■ **Testo di lettura**:
**********
2. Con la seconda censura le ricorrenti hanno dedotto – in relazione all’art. 360 c.p.c., comma 1, n. 5 – la violazione e falsa applicazione dell’art. 2729 c.c., nonché degli artt. 112,115,116 e 621 c.p.c. e l’omesso esame di fatti decisivi per il giudizio, per contraddittorietà della motivazione e per mancata corrispondenza tra chiesto e pronunciato, avuto riguardo, in particolare, alla mancata valutazione delle circostanze allegate dalle stesse ricorrenti (in entrambi i gradi di giudizio) relative alla prova della titolarità dei beni mobili rinvenuti nella casa della loro dante causa ed oggetto di rivendicazione da parte del B., nonché all’omessa pronuncia in ordine alle eccezioni sollevate con riferimento alla considerazione del quadro indiziario per la ricostruzione della controversa vicenda.
3. Con la terza doglianza le ricorrenti hanno prospettato – con riguardo all’art. 360 c.p.c., comma 1, n. 3 – la violazione e falsa applicazione dell’art. 91 c.p.c. e dell’art. 24 Cost., lamentando l’ingiusta loro condanna al pagamento della metà delle spese giudiziali di secondo grado, malgrado l’insussistenza della loro soccombenza e la legittimità della loro opposizione all’avversa domanda.
4. Rileva il collegio che il primo motivo è manifestamente infondato.
Invero, occorre evidenziare che, fin dall’atto introduttivo, l’odierno controricorrente aveva chiesto l’accertamento del suo diritto di proprietà sui numerosi e vari beni mobili (tanto è vero che era stato necessario procedere ad un apposito inventario degli stessi) di cui sarebbe stato riconosciuto titolare tra quelli già appartenuti al suo padre adottivo, senza specificarli individualmente ma riferendo il “petitum” a tutti quelli che sarebbero stati accertati come rientranti nella sua titolarità secondo giustizia (richiesta reiterata anche nell’atto di appello incidentale) e la Corte di appello, in base alle risultanze probatorie rivalutate, ha, perciò, legittimamente riconosciuto il diritto di proprietà in capo all’appellante incidentale anche sui beni già individuati e specificati nel riportato svolgimento del fatto.
**********
■ **Elenco dei dati**:

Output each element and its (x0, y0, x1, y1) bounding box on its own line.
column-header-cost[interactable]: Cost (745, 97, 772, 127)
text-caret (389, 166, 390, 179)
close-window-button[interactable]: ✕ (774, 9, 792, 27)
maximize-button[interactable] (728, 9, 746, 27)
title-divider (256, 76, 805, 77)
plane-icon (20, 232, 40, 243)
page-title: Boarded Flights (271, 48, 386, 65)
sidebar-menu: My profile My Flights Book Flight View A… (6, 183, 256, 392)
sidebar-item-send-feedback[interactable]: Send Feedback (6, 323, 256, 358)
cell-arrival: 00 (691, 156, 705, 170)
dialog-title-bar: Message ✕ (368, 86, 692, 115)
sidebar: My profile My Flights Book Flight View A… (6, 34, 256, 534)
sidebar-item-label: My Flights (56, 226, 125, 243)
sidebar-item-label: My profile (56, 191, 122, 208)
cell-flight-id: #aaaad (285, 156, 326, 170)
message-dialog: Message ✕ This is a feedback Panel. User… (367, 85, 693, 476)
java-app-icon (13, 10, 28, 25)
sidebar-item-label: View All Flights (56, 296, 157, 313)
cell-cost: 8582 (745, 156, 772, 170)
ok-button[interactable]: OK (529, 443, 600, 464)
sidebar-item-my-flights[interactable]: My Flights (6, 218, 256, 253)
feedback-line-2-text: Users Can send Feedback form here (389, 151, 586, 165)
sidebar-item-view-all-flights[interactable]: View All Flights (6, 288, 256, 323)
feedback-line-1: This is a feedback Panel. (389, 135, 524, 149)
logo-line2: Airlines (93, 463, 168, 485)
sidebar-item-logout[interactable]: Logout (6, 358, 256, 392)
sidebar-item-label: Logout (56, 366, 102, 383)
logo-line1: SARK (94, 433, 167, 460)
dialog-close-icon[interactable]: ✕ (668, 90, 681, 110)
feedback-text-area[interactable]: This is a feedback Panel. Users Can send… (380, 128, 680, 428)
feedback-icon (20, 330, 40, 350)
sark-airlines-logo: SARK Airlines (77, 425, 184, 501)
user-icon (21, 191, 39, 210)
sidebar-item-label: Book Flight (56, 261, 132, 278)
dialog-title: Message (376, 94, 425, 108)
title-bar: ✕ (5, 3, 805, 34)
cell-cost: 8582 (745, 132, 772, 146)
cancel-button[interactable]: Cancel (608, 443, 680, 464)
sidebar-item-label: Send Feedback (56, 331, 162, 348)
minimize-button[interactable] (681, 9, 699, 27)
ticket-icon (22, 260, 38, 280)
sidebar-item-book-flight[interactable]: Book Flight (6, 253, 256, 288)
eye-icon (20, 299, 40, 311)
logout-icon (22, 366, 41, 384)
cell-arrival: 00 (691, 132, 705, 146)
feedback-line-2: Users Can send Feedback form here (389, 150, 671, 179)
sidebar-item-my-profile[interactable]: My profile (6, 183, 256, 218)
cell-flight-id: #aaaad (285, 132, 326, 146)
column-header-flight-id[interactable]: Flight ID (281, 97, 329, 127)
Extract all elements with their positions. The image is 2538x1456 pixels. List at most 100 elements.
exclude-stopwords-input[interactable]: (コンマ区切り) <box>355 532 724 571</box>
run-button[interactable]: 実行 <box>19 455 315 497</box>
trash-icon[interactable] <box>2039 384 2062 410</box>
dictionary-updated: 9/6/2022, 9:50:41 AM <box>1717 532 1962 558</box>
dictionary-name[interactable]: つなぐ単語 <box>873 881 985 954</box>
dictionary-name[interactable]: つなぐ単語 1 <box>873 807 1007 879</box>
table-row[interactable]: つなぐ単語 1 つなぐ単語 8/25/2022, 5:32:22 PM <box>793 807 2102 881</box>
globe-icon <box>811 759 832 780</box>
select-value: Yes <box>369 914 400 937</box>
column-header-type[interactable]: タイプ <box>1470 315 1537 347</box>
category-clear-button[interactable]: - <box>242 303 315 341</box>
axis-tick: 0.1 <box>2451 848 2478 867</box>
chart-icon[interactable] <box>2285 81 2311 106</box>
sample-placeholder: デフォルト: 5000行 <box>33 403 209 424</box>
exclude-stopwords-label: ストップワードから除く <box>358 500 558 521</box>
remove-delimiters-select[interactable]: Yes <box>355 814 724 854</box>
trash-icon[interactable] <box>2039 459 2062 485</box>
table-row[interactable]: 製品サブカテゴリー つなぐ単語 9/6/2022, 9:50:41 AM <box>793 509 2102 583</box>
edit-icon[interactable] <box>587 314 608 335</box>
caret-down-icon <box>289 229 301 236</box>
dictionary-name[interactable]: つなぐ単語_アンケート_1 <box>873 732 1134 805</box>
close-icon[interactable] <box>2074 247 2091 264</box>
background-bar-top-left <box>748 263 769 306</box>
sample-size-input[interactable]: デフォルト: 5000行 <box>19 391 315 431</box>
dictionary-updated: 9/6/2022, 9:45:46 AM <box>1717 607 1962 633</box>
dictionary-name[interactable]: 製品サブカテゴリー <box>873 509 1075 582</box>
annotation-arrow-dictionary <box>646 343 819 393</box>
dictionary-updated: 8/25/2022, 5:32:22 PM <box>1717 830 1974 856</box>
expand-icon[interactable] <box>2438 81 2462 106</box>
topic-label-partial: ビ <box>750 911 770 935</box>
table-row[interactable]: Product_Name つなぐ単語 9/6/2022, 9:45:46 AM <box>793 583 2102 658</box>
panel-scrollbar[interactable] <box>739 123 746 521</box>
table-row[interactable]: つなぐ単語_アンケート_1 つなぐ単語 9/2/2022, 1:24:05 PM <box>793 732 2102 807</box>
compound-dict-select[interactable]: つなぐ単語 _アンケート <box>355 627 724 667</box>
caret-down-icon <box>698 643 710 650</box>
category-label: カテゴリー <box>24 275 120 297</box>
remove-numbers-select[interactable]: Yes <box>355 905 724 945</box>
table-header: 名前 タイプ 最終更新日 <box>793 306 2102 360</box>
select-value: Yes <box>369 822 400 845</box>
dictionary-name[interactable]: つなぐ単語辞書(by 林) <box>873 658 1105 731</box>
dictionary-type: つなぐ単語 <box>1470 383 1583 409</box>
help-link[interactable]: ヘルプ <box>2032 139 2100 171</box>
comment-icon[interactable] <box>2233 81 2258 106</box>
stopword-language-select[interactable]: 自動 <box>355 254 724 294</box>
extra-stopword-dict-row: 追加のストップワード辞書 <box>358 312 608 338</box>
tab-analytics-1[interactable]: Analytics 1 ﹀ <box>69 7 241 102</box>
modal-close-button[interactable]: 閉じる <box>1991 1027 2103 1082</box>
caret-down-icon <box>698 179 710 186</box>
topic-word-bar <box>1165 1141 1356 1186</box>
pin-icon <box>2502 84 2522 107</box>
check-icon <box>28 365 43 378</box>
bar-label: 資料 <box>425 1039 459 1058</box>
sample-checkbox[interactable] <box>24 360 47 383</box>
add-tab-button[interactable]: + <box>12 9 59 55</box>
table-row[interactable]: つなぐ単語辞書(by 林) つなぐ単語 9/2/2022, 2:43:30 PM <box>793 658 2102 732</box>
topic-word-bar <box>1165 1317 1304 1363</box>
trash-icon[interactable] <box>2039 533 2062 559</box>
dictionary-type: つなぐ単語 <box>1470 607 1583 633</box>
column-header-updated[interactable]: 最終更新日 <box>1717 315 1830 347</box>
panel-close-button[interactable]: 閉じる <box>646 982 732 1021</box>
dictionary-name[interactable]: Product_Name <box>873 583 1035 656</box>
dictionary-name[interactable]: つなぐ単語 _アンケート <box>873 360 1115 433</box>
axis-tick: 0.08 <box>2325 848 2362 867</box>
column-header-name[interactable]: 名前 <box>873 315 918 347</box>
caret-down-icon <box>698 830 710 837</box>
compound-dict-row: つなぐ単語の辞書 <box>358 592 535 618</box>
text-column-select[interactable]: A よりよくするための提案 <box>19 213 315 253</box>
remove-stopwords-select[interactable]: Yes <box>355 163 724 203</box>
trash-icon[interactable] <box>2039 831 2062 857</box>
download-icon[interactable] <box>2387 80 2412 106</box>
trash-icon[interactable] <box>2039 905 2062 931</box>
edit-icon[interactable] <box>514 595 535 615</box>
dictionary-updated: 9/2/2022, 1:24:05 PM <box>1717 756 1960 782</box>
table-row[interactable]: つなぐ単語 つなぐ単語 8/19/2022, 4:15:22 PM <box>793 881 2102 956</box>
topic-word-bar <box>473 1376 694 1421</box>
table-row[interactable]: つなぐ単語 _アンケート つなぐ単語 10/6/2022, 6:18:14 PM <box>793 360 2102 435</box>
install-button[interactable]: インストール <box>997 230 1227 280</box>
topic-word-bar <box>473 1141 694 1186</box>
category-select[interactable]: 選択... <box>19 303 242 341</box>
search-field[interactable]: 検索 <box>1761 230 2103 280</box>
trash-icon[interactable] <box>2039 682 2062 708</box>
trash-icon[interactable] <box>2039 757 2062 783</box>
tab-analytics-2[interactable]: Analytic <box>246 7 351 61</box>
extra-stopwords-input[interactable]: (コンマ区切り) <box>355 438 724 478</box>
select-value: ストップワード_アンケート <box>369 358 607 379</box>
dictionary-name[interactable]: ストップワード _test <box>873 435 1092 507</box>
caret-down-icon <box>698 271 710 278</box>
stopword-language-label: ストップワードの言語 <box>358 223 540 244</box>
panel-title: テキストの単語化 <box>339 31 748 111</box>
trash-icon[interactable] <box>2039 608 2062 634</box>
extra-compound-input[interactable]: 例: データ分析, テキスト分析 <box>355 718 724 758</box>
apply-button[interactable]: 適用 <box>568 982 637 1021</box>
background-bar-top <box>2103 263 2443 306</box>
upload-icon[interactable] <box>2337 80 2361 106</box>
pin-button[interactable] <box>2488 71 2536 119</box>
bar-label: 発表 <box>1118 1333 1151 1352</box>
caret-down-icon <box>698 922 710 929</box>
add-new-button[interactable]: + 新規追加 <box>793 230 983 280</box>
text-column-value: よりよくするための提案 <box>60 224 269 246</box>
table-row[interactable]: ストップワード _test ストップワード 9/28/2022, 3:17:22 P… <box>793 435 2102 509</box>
**********
■ **Serie di compiti**:
a - Nel brano sul ricorso, come giudica il collegio il primo motivo?
b - Cita il brano sul ricorso da "3. Con la terza" a "è manifestamente infondato.".
c - Prosegui il brano sul ricorso a partire dall'ultima frase riportata.

■ **Risposte ai compiti**:
a - Il collegio lo giudica manifestamente infondato.

b -
3. Con la terza doglianza le ricorrenti hanno prospettato – con riguardo all’art. 360 c.p.c., comma 1, n. 3 – la violazione e falsa applicazione dell’art. 91 c.p.c. e dell’art. 24 Cost., lamentando l’ingiusta loro condanna al pagamento della metà delle spese giudiziali di secondo grado, malgrado l’insussistenza della loro soccombenza e la legittimità della loro opposizione all’avversa domanda.
4. Rileva il collegio che il primo motivo è manifestamente infondato.

c -
Quindi – diversamente da quanto prospettato – non può dirsi configurata alcuna violazione dell’art. 112 c.p.c., a fronte di una domanda di D.D.B.G. già in origine di carattere generale in relazione alla rivendicazione di tutti quei beni controversi di cui doveva ritenersi proprietario per legge e ribadita anche nel giudizio di appello.
5. La seconda censura si profila inammissibile, perché essa si risolve nella risollecitazione in questa sede della rivalutazione del materiale probatorio acquisito da parte della Corte di appello, che invece è stato dalla stessa adeguatamente operata in base ad una legittima e corretta applicazione del principio del prudente apprezzamento delle prove acquisite complessivamente in giudizio.
A tal riguardo, infatti, va posto in risalto come il giudice di secondo grado abbia puntualmente valorizzato sia i rapporti intercorsi tra le parti, sia la natura e la provenienza dei beni, sia le risultanze dell’eseguito inventario, sia le specifiche emergenze della prova documentale acquisita e di quella orale espletata, con particolare riguardo all’attività di individuazione e riconoscimento effettuato da persone a diretta conoscenza dei fatti, come, in particolare, M.A. e la governante R.R., senza che sia venuto in rilievo il ricorso a prove legali.
E’ pacifico nella giurisprudenza di questa Corte (cfr., tra le tante, Cass. n. 27000/2016 e Cass. n. 1229/2019) che, in tema di ricorso per cassazione, una questione di violazione o di falsa applicazione degli artt. 115 e 116 c.p.c. non può porsi per una asserita erronea valutazione del materiale istruttorio compiuta dal giudice di merito, ma, rispettivamente, solo allorché si alleghi che quest’ultimo abbia posto a base della decisione prove non dedotte dalle parti, ovvero disposte d’ufficio al di fuori dei limiti legali, o abbia disatteso, valutandole secondo il suo prudente apprezzamento, delle prove legali, ovvero abbia considerato come facenti piena prova, recependoli senza apprezzamento critico, elementi di prova soggetti invece a valutazione, evenienza quest’ultima che non si è venuta affatto a verificare nel caso in questione, poiché la Corte di appello ha adeguato preso in considerazione tutti gli elementi probatori posti in discussione con l’appello del Ma. e li ha valutati adeguatamente, giustificando idoneamente le conclusioni raggiunte, secondo il suo prudente apprezzamento.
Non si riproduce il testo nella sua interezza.